Problem to solve
Print, exactly and completely, every entry in the data.

Extracted information
=-=-=-=-=

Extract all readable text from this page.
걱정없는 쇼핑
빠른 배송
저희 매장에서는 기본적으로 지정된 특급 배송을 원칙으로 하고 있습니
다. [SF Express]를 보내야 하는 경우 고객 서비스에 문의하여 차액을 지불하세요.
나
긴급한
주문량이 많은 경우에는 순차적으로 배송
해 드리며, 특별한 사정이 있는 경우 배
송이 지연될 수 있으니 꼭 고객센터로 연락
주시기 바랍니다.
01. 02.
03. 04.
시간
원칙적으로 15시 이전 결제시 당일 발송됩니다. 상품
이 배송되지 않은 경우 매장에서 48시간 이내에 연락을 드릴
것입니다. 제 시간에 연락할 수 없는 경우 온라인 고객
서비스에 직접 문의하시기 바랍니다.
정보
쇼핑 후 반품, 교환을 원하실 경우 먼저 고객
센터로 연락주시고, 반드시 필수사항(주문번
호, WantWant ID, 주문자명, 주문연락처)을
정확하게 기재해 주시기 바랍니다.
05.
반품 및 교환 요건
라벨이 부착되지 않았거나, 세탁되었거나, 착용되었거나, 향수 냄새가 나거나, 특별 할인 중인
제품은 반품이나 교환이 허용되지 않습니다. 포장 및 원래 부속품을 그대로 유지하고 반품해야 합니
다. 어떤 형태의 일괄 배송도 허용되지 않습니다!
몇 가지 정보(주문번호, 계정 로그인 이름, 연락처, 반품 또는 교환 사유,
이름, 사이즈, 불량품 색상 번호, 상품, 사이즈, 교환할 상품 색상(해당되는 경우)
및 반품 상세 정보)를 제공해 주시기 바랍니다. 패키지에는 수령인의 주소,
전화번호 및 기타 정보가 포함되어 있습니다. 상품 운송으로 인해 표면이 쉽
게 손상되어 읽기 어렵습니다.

=-=-=-=-=

Exercise solution
Extract all readable text from this page.
걱정없는 쇼핑
빠른 배송
저희 매장에서는 기본적으로 지정된 특급 배송을 원칙으로 하고 있습니
다. [SF Express]를 보내야 하는 경우 고객 서비스에 문의하여 차액을 지불하세요.
나
긴급한
주문량이 많은 경우에는 순차적으로 배송
해 드리며, 특별한 사정이 있는 경우 배
송이 지연될 수 있으니 꼭 고객센터로 연락
주시기 바랍니다.
01. 02.
03. 04.
시간
원칙적으로 15시 이전 결제시 당일 발송됩니다. 상품
이 배송되지 않은 경우 매장에서 48시간 이내에 연락을 드릴
것입니다. 제 시간에 연락할 수 없는 경우 온라인 고객
서비스에 직접 문의하시기 바랍니다.
정보
쇼핑 후 반품, 교환을 원하실 경우 먼저 고객
센터로 연락주시고, 반드시 필수사항(주문번
호, WantWant ID, 주문자명, 주문연락처)을
정확하게 기재해 주시기 바랍니다.
05.
반품 및 교환 요건
라벨이 부착되지 않았거나, 세탁되었거나, 착용되었거나, 향수 냄새가 나거나, 특별 할인 중인
제품은 반품이나 교환이 허용되지 않습니다. 포장 및 원래 부속품을 그대로 유지하고 반품해야 합니
다. 어떤 형태의 일괄 배송도 허용되지 않습니다!
몇 가지 정보(주문번호, 계정 로그인 이름, 연락처, 반품 또는 교환 사유,
이름, 사이즈, 불량품 색상 번호, 상품, 사이즈, 교환할 상품 색상(해당되는 경우)
및 반품 상세 정보)를 제공해 주시기 바랍니다. 패키지에는 수령인의 주소,
전화번호 및 기타 정보가 포함되어 있습니다. 상품 운송으로 인해 표면이 쉽
게 손상되어 읽기 어렵습니다.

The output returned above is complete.